== Records for the exercise ==
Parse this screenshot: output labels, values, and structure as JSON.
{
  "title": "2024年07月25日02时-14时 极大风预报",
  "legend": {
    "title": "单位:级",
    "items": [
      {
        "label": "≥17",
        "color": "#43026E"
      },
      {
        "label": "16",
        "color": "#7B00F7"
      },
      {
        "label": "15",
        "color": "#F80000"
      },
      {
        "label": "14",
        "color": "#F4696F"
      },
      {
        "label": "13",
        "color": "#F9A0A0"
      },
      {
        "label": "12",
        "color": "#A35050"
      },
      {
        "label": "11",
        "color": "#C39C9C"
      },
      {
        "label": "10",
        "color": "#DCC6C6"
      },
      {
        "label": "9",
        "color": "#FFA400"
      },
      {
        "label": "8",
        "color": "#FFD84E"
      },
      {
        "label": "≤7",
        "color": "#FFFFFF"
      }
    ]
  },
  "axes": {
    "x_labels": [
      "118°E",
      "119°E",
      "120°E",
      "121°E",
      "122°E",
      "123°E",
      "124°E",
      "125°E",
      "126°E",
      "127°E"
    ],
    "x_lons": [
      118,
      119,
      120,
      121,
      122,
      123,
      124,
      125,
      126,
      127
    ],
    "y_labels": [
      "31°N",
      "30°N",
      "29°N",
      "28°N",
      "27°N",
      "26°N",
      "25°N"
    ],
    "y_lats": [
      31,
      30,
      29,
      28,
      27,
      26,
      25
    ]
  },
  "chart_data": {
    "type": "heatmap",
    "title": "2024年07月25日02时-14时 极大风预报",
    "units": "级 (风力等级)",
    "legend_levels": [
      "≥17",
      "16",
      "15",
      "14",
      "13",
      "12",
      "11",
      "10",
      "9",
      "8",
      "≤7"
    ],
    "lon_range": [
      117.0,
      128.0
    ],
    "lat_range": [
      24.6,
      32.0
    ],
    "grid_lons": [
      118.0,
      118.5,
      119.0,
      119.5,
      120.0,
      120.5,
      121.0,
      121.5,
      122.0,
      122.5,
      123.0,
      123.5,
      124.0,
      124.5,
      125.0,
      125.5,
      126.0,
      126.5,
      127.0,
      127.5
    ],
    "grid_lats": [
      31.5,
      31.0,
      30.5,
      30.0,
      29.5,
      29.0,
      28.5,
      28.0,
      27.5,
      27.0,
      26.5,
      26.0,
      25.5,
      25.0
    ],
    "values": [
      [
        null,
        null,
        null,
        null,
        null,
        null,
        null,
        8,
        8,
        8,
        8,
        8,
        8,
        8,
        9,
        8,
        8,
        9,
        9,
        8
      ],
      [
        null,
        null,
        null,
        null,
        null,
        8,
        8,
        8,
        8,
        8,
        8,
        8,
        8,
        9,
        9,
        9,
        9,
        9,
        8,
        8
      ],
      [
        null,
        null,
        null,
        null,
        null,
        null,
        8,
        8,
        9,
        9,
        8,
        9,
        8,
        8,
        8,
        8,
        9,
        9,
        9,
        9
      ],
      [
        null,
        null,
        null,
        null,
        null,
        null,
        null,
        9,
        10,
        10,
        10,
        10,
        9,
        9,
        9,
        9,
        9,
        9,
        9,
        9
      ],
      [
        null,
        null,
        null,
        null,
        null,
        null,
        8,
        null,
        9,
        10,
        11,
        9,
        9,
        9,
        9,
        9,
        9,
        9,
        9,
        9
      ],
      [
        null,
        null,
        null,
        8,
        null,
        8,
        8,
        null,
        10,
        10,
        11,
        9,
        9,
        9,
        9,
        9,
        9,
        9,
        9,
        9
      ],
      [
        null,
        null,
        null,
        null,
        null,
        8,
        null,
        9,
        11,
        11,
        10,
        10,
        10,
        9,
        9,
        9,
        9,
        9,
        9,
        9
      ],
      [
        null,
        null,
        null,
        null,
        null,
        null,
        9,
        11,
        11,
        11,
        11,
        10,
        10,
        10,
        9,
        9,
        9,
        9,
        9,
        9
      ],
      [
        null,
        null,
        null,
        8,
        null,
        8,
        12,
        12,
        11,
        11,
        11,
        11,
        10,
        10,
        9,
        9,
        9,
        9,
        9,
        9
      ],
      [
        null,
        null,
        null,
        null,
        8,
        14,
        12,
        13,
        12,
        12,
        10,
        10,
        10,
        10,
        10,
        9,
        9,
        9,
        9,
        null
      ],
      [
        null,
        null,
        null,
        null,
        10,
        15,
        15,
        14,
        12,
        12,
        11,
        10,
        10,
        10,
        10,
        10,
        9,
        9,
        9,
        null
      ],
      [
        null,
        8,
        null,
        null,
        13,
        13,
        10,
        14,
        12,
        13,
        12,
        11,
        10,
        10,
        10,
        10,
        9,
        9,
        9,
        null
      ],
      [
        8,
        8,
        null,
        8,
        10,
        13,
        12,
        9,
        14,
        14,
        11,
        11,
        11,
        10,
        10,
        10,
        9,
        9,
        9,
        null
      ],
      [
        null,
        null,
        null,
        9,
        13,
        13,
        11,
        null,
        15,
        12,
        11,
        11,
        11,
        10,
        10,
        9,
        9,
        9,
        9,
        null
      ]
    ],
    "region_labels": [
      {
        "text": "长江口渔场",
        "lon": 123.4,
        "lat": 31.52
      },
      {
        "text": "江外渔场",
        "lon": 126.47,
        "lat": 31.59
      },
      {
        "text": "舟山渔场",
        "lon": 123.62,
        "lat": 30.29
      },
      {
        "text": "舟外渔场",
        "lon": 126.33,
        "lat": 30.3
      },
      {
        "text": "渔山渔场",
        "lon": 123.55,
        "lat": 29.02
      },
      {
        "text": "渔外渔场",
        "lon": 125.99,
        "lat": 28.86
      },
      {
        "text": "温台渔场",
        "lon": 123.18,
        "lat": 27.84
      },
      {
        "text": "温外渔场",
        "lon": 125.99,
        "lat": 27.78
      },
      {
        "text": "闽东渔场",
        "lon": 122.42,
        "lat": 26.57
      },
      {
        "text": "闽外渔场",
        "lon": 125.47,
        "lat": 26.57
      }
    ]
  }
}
===
**Task to carry out**:
Reproduce all of the records exactly.

**Answer to this problem**:
Parse this screenshot: output labels, values, and structure as JSON.
{
  "title": "2024年07月25日02时-14时 极大风预报",
  "legend": {
    "title": "单位:级",
    "items": [
      {
        "label": "≥17",
        "color": "#43026E"
      },
      {
        "label": "16",
        "color": "#7B00F7"
      },
      {
        "label": "15",
        "color": "#F80000"
      },
      {
        "label": "14",
        "color": "#F4696F"
      },
      {
        "label": "13",
        "color": "#F9A0A0"
      },
      {
        "label": "12",
        "color": "#A35050"
      },
      {
        "label": "11",
        "color": "#C39C9C"
      },
      {
        "label": "10",
        "color": "#DCC6C6"
      },
      {
        "label": "9",
        "color": "#FFA400"
      },
      {
        "label": "8",
        "color": "#FFD84E"
      },
      {
        "label": "≤7",
        "color": "#FFFFFF"
      }
    ]
  },
  "axes": {
    "x_labels": [
      "118°E",
      "119°E",
      "120°E",
      "121°E",
      "122°E",
      "123°E",
      "124°E",
      "125°E",
      "126°E",
      "127°E"
    ],
    "x_lons": [
      118,
      119,
      120,
      121,
      122,
      123,
      124,
      125,
      126,
      127
    ],
    "y_labels": [
      "31°N",
      "30°N",
      "29°N",
      "28°N",
      "27°N",
      "26°N",
      "25°N"
    ],
    "y_lats": [
      31,
      30,
      29,
      28,
      27,
      26,
      25
    ]
  },
  "chart_data": {
    "type": "heatmap",
    "title": "2024年07月25日02时-14时 极大风预报",
    "units": "级 (风力等级)",
    "legend_levels": [
      "≥17",
      "16",
      "15",
      "14",
      "13",
      "12",
      "11",
      "10",
      "9",
      "8",
      "≤7"
    ],
    "lon_range": [
      117.0,
      128.0
    ],
    "lat_range": [
      24.6,
      32.0
    ],
    "grid_lons": [
      118.0,
      118.5,
      119.0,
      119.5,
      120.0,
      120.5,
      121.0,
      121.5,
      122.0,
      122.5,
      123.0,
      123.5,
      124.0,
      124.5,
      125.0,
      125.5,
      126.0,
      126.5,
      127.0,
      127.5
    ],
    "grid_lats": [
      31.5,
      31.0,
      30.5,
      30.0,
      29.5,
      29.0,
      28.5,
      28.0,
      27.5,
      27.0,
      26.5,
      26.0,
      25.5,
      25.0
    ],
    "values": [
      [
        null,
        null,
        null,
        null,
        null,
        null,
        null,
        8,
        8,
        8,
        8,
        8,
        8,
        8,
        9,
        8,
        8,
        9,
        9,
        8
      ],
      [
        null,
        null,
        null,
        null,
        null,
        8,
        8,
        8,
        8,
        8,
        8,
        8,
        8,
        9,
        9,
        9,
        9,
        9,
        8,
        8
      ],
      [
        null,
        null,
        null,
        null,
        null,
        null,
        8,
        8,
        9,
        9,
        8,
        9,
        8,
        8,
        8,
        8,
        9,
        9,
        9,
        9
      ],
      [
        null,
        null,
        null,
        null,
        null,
        null,
        null,
        9,
        10,
        10,
        10,
        10,
        9,
        9,
        9,
        9,
        9,
        9,
        9,
        9
      ],
      [
        null,
        null,
        null,
        null,
        null,
        null,
        8,
        null,
        9,
        10,
        11,
        9,
        9,
        9,
        9,
        9,
        9,
        9,
        9,
        9
      ],
      [
        null,
        null,
        null,
        8,
        null,
        8,
        8,
        null,
        10,
        10,
        11,
        9,
        9,
        9,
        9,
        9,
        9,
        9,
        9,
        9
      ],
      [
        null,
        null,
        null,
        null,
        null,
        8,
        null,
        9,
        11,
        11,
        10,
        10,
        10,
        9,
        9,
        9,
        9,
        9,
        9,
        9
      ],
      [
        null,
        null,
        null,
        null,
        null,
        null,
        9,
        11,
        11,
        11,
        11,
        10,
        10,
        10,
        9,
        9,
        9,
        9,
        9,
        9
      ],
      [
        null,
        null,
        null,
        8,
        null,
        8,
        12,
        12,
        11,
        11,
        11,
        11,
        10,
        10,
        9,
        9,
        9,
        9,
        9,
        9
      ],
      [
        null,
        null,
        null,
        null,
        8,
        14,
        12,
        13,
        12,
        12,
        10,
        10,
        10,
        10,
        10,
        9,
        9,
        9,
        9,
        null
      ],
      [
        null,
        null,
        null,
        null,
        10,
        15,
        15,
        14,
        12,
        12,
        11,
        10,
        10,
        10,
        10,
        10,
        9,
        9,
        9,
        null
      ],
      [
        null,
        8,
        null,
        null,
        13,
        13,
        10,
        14,
        12,
        13,
        12,
        11,
        10,
        10,
        10,
        10,
        9,
        9,
        9,
        null
      ],
      [
        8,
        8,
        null,
        8,
        10,
        13,
        12,
        9,
        14,
        14,
        11,
        11,
        11,
        10,
        10,
        10,
        9,
        9,
        9,
        null
      ],
      [
        null,
        null,
        null,
        9,
        13,
        13,
        11,
        null,
        15,
        12,
        11,
        11,
        11,
        10,
        10,
        9,
        9,
        9,
        9,
        null
      ]
    ],
    "region_labels": [
      {
        "text": "长江口渔场",
        "lon": 123.4,
        "lat": 31.52
      },
      {
        "text": "江外渔场",
        "lon": 126.47,
        "lat": 31.59
      },
      {
        "text": "舟山渔场",
        "lon": 123.62,
        "lat": 30.29
      },
      {
        "text": "舟外渔场",
        "lon": 126.33,
        "lat": 30.3
      },
      {
        "text": "渔山渔场",
        "lon": 123.55,
        "lat": 29.02
      },
      {
        "text": "渔外渔场",
        "lon": 125.99,
        "lat": 28.86
      },
      {
        "text": "温台渔场",
        "lon": 123.18,
        "lat": 27.84
      },
      {
        "text": "温外渔场",
        "lon": 125.99,
        "lat": 27.78
      },
      {
        "text": "闽东渔场",
        "lon": 122.42,
        "lat": 26.57
      },
      {
        "text": "闽外渔场",
        "lon": 125.47,
        "lat": 26.57
      }
    ]
  }
}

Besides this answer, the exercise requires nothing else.